▶ _Written instruction a_: In the entries, turn the lines from the line with "- code-text: outer()" to the line with "- code-text: inner;: [177, 419, 254, 440]", both included, into a numbered list with blank lines dropped.

▶ _Extracted text_:
------------------------------------------------
29
How to Build and Debug an Alexa Skill with Python and Azure Functions
Voice assistants have become all the rage, and they provide a great way to access and consume information. A fairly common scenario, and one that most assistants ship with, is reading the latest news headlines.
This got me thinking about how I could take the foundation of my last post on generating a PowerPoint presentation from the latest Azure Updates RSS feed and use it to create a way for people to hear these updates via a voice assistant.
The assistants most people would be familiar are Amazon Alexa, Google Assistant and Apple’s Siri. For this post I am going to pick Amazon’s Alexa assistant and build a Skill that allows Alexa users to hear the latest Azure news.
Most code samples in the Alexa documentation simply use AWS Lambda serverless backends, but for my post I am going to replace Lambda with it’s equivalent in Azure – Azure Functions. We’ll be using Python to build our Skill.
Note: I opted to go with a bare-bones implementation on Azure, but if you’re looking to build a more complex user experience it’s worth looking at the Azure Bot Service and SDK and then connecting the resulting Bot to Alexa. The benefit of this route is you can build your Bot logic and flow once and then publish to multiple channels.
------------------------------------------------
▶ _Records_:
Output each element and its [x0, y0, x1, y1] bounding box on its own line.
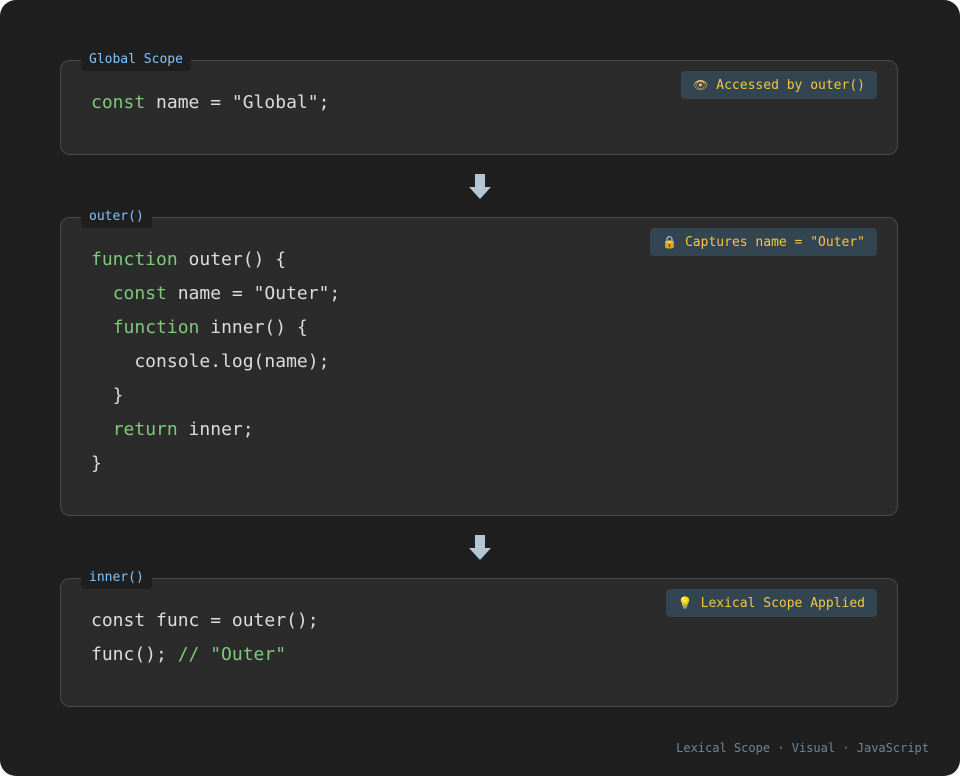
- code-text: outer() {: [177, 249, 287, 270]
- global-scope-code: const name = "Global";: [91, 86, 329, 120]
- code-keyword: return: [112, 419, 178, 440]
- outer-scope-badge-text: Captures name = "Outer": [684, 234, 865, 250]
- code-text: name = "Global";: [145, 92, 330, 113]
- code-text: inner;: [177, 419, 254, 440]
- diagram-canvas: Global Scope 👁 Accessed by outer() const…: [0, 0, 960, 776]
- inner-scope-code: const func = outer(); func(); // "Outer": [91, 604, 319, 672]
- global-scope-box: Global Scope 👁 Accessed by outer() const…: [60, 49, 898, 155]
- code-keyword: function: [112, 317, 200, 338]
- code-text: }: [91, 385, 124, 406]
- code-keyword: function: [91, 249, 178, 270]
- code-line: const name = "Global";: [91, 86, 329, 120]
- code-comment: // "Outer": [177, 644, 287, 665]
- code-line: func(); // "Outer": [91, 638, 319, 672]
- code-line: const name = "Outer";: [91, 277, 341, 311]
- code-keyword: const: [112, 283, 167, 304]
- code-line: return inner;: [91, 413, 340, 447]
- code-line: function outer() {: [91, 243, 340, 277]
- outer-scope-label: outer(): [81, 206, 152, 228]
- code-text: }: [91, 453, 102, 474]
- lightbulb-icon: 💡: [677, 596, 693, 610]
- code-text: func();: [91, 644, 178, 665]
- outer-scope-box: outer() 🔒 Captures name = "Outer" functi…: [60, 206, 898, 516]
- outer-scope-code: function outer() { const name = "Outer";…: [91, 243, 340, 481]
- inner-scope-label: inner(): [81, 567, 152, 589]
- code-line: console.log(name);: [91, 345, 340, 379]
- global-scope-badge: 👁 Accessed by outer(): [681, 71, 877, 99]
- code-line: }: [91, 379, 340, 413]
- down-arrow-icon: [469, 535, 491, 560]
- code-line: const func = outer();: [91, 604, 319, 638]
- inner-scope-badge-text: Lexical Scope Applied: [700, 595, 865, 611]
- code-keyword: const: [91, 92, 146, 113]
- outer-scope-badge: 🔒 Captures name = "Outer": [650, 228, 877, 256]
- down-arrow-icon: [469, 174, 491, 199]
- code-line: }: [91, 447, 340, 481]
- code-line: function inner() {: [91, 311, 340, 345]
- lock-icon: 🔒: [662, 235, 677, 249]
- code-text: name = "Outer";: [166, 283, 341, 304]
- inner-scope-box: inner() 💡 Lexical Scope Applied const fu…: [60, 567, 898, 707]
- inner-scope-badge: 💡 Lexical Scope Applied: [665, 589, 877, 617]
- code-text: const func = outer();: [91, 610, 319, 631]
- global-scope-badge-text: Accessed by outer(): [716, 77, 865, 93]
- code-text: inner() {: [199, 317, 308, 338]
- code-text: console.log(name);: [91, 351, 330, 372]
- footer-caption: Lexical Scope · Visual · JavaScript: [676, 741, 929, 755]
- eye-icon: 👁: [693, 78, 709, 92]
- global-scope-label: Global Scope: [81, 49, 191, 71]
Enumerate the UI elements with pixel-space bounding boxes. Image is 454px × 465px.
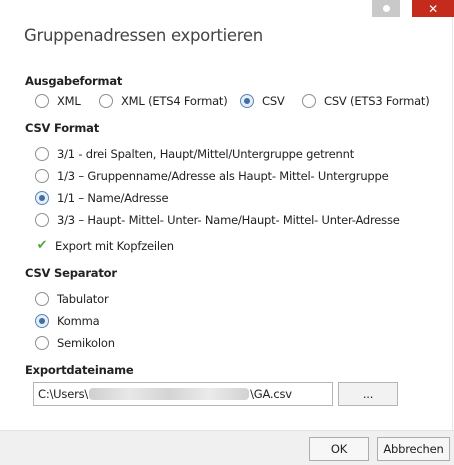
- radio-indicator: [35, 292, 49, 306]
- section-ausgabeformat-label: Ausgabeformat: [25, 74, 123, 88]
- checkmark-icon: ✔: [36, 238, 48, 253]
- radio-format-3-1[interactable]: 3/1 - drei Spalten, Haupt/Mittel/Untergr…: [35, 147, 354, 161]
- radio-separator-tabulator-label: Tabulator: [57, 292, 109, 306]
- cancel-button[interactable]: Abbrechen: [377, 437, 450, 461]
- section-csv-separator-label: CSV Separator: [25, 266, 117, 280]
- radio-format-3-3-label: 3/3 – Haupt- Mittel- Unter- Name/Haupt- …: [57, 213, 400, 227]
- radio-indicator: [35, 147, 49, 161]
- settings-button[interactable]: [372, 0, 400, 17]
- redacted-path-segment: [89, 388, 250, 400]
- radio-indicator: [35, 336, 49, 350]
- window-edge: [452, 17, 453, 430]
- radio-csv-ets3[interactable]: CSV (ETS3 Format): [302, 94, 430, 108]
- radio-format-1-3-label: 1/3 – Gruppenname/Adresse als Haupt- Mit…: [57, 169, 389, 183]
- radio-xml[interactable]: XML: [35, 94, 81, 108]
- radio-separator-semikolon[interactable]: Semikolon: [35, 336, 115, 350]
- ok-button-label: OK: [330, 442, 348, 456]
- section-export-file-label: Exportdateiname: [25, 363, 134, 377]
- radio-separator-komma[interactable]: Komma: [35, 314, 100, 328]
- close-icon: ✕: [428, 1, 438, 16]
- browse-button[interactable]: ...: [338, 382, 398, 406]
- radio-indicator: [35, 94, 49, 108]
- close-button[interactable]: ✕: [412, 0, 454, 17]
- dialog-title: Gruppenadressen exportieren: [24, 26, 263, 45]
- radio-xml-ets4-label: XML (ETS4 Format): [121, 94, 228, 108]
- radio-indicator: [302, 94, 316, 108]
- radio-format-1-1-label: 1/1 – Name/Adresse: [57, 191, 169, 205]
- radio-indicator-selected: [35, 191, 49, 205]
- radio-csv[interactable]: CSV: [240, 94, 285, 108]
- export-path-suffix: \GA.csv: [250, 387, 292, 401]
- radio-indicator: [99, 94, 113, 108]
- radio-xml-ets4[interactable]: XML (ETS4 Format): [99, 94, 228, 108]
- radio-csv-label: CSV: [262, 94, 285, 108]
- radio-separator-semikolon-label: Semikolon: [57, 336, 115, 350]
- radio-format-1-3[interactable]: 1/3 – Gruppenname/Adresse als Haupt- Mit…: [35, 169, 389, 183]
- header-checkbox-label: Export mit Kopfzeilen: [55, 239, 174, 253]
- header-checkbox[interactable]: ✔ Export mit Kopfzeilen: [35, 238, 174, 254]
- radio-separator-tabulator[interactable]: Tabulator: [35, 292, 109, 306]
- export-path-prefix: C:\Users\: [38, 387, 89, 401]
- section-csv-format-label: CSV Format: [25, 121, 100, 135]
- radio-format-1-1[interactable]: 1/1 – Name/Adresse: [35, 191, 169, 205]
- radio-indicator: [35, 169, 49, 183]
- radio-indicator: [35, 213, 49, 227]
- radio-xml-label: XML: [57, 94, 81, 108]
- browse-button-label: ...: [362, 387, 374, 401]
- radio-separator-komma-label: Komma: [57, 314, 100, 328]
- radio-indicator-selected: [35, 314, 49, 328]
- export-path-input[interactable]: C:\Users\ \GA.csv: [33, 382, 333, 406]
- radio-csv-ets3-label: CSV (ETS3 Format): [324, 94, 430, 108]
- radio-format-3-1-label: 3/1 - drei Spalten, Haupt/Mittel/Untergr…: [57, 147, 355, 161]
- radio-format-3-3[interactable]: 3/3 – Haupt- Mittel- Unter- Name/Haupt- …: [35, 213, 400, 227]
- ok-button[interactable]: OK: [309, 437, 369, 461]
- radio-indicator-selected: [240, 94, 254, 108]
- cancel-button-label: Abbrechen: [383, 442, 444, 456]
- gear-icon: [382, 5, 390, 12]
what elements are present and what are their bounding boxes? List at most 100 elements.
------------------------------------------------
▶ _Written instruction b_: Write the next part of the article on building an Alexa Skill with Python and Azure Functions.

▶ _Task result a_:
1. - code-text: outer() {: [177, 249, 287, 270]
2. - global-scope-code: const name = "Global";: [91, 86, 329, 120]
3. - code-keyword: return: [112, 419, 178, 440]
4. - outer-scope-badge-text: Captures name = "Outer": [684, 234, 865, 250]
5. - code-text: name = "Global";: [145, 92, 330, 113]
6. - code-text: inner;: [177, 419, 254, 440]

▶ _Task result b_:
Maybe you’re looking for a complete non-Lambda Alexa Skill sample in Python and struggling to find anything in the official docs or repositories. If all you want is the code from this blog, you can find it on GitHub.
Want to know how to get it all working as well? Read on!
If you’d like to build your own Alexa Skill similar to the one in this post, this is what you’ll need:
- Python 3 (I used 3.8) including pip
- Visual Studio Code with these extensions:
- An Amazon Alexa Developer Account.
Once you have all the pre-requisites in place you can start by creating a new Python-based Azure Functions project in Visual Studio Code using the official Microsoft Quickstart as a guide. You need a HTTP trigger (which the Quickstart uses) and should set the authentication for the method to “Anonymous”.
If you run the Azure Function locally you will see the URL published in a format similar to:
At this point we are ready to add the code to support our Alexa Skill.
We need to first add the SDK that Amazon publishes for developers wishing to build Alexa backends using Python.
If you look in your Azure Functions project you will see a ‘requirements.txt’ file. Open that file in Visual Studio Code and add the Alexa SDK items we need, along with a couple of other libraries we will need to complete our implementation. Once finished your file should look like the snippet below.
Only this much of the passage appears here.